• **TASK TO COMPLETE**:
The records that follow must be repeated verbatim, every one of them.

• **Rows from a dataset**:

• • • •

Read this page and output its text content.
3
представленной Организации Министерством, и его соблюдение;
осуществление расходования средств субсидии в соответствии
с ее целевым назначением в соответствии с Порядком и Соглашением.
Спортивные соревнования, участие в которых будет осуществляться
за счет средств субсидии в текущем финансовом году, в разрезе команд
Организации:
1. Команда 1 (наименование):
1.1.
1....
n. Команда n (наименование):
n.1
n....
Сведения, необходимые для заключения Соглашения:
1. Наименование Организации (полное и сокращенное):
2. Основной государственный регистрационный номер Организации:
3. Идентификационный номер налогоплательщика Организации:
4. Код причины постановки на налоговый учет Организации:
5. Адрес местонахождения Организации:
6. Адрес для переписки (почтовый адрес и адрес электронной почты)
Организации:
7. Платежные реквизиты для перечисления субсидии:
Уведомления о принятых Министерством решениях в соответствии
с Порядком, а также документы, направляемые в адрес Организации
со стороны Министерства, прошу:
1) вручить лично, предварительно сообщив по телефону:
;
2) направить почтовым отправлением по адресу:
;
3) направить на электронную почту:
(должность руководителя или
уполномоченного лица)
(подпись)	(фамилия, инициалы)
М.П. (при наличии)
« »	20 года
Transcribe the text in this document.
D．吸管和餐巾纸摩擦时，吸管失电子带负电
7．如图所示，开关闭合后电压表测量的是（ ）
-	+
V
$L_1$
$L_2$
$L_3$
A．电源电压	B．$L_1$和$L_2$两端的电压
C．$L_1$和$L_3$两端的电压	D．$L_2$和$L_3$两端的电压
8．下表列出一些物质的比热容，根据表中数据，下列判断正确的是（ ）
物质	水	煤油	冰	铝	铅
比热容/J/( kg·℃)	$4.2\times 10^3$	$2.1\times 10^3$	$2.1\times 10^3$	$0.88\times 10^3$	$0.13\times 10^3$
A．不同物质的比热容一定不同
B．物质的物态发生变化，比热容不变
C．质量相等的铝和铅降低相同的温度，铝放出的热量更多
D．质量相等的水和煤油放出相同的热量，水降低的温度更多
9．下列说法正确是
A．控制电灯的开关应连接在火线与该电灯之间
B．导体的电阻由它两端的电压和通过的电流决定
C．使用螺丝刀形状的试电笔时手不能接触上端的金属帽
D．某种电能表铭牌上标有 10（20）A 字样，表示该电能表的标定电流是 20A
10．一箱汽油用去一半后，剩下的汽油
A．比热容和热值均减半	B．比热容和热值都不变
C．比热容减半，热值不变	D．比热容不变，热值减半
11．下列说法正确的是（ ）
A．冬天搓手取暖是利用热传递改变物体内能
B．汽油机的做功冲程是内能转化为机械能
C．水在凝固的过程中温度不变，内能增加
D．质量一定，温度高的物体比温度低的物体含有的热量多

• • • •

• **THE COMPLETED TASK**:
Read this page and output its text content.
3
представленной Организации Министерством, и его соблюдение;
осуществление расходования средств субсидии в соответствии
с ее целевым назначением в соответствии с Порядком и Соглашением.
Спортивные соревнования, участие в которых будет осуществляться
за счет средств субсидии в текущем финансовом году, в разрезе команд
Организации:
1. Команда 1 (наименование):
1.1.
1....
n. Команда n (наименование):
n.1
n....
Сведения, необходимые для заключения Соглашения:
1. Наименование Организации (полное и сокращенное):
2. Основной государственный регистрационный номер Организации:
3. Идентификационный номер налогоплательщика Организации:
4. Код причины постановки на налоговый учет Организации:
5. Адрес местонахождения Организации:
6. Адрес для переписки (почтовый адрес и адрес электронной почты)
Организации:
7. Платежные реквизиты для перечисления субсидии:
Уведомления о принятых Министерством решениях в соответствии
с Порядком, а также документы, направляемые в адрес Организации
со стороны Министерства, прошу:
1) вручить лично, предварительно сообщив по телефону:
;
2) направить почтовым отправлением по адресу:
;
3) направить на электронную почту:
(должность руководителя или
уполномоченного лица)
(подпись)	(фамилия, инициалы)
М.П. (при наличии)
« »	20 года
Transcribe the text in this document.
D．吸管和餐巾纸摩擦时，吸管失电子带负电
7．如图所示，开关闭合后电压表测量的是（ ）
-	+
V
$L_1$
$L_2$
$L_3$
A．电源电压	B．$L_1$和$L_2$两端的电压
C．$L_1$和$L_3$两端的电压	D．$L_2$和$L_3$两端的电压
8．下表列出一些物质的比热容，根据表中数据，下列判断正确的是（ ）
物质	水	煤油	冰	铝	铅
比热容/J/( kg·℃)	$4.2\times 10^3$	$2.1\times 10^3$	$2.1\times 10^3$	$0.88\times 10^3$	$0.13\times 10^3$
A．不同物质的比热容一定不同
B．物质的物态发生变化，比热容不变
C．质量相等的铝和铅降低相同的温度，铝放出的热量更多
D．质量相等的水和煤油放出相同的热量，水降低的温度更多
9．下列说法正确是
A．控制电灯的开关应连接在火线与该电灯之间
B．导体的电阻由它两端的电压和通过的电流决定
C．使用螺丝刀形状的试电笔时手不能接触上端的金属帽
D．某种电能表铭牌上标有 10（20）A 字样，表示该电能表的标定电流是 20A
10．一箱汽油用去一半后，剩下的汽油
A．比热容和热值均减半	B．比热容和热值都不变
C．比热容减半，热值不变	D．比热容不变，热值减半
11．下列说法正确的是（ ）
A．冬天搓手取暖是利用热传递改变物体内能
B．汽油机的做功冲程是内能转化为机械能
C．水在凝固的过程中温度不变，内能增加
D．质量一定，温度高的物体比温度低的物体含有的热量多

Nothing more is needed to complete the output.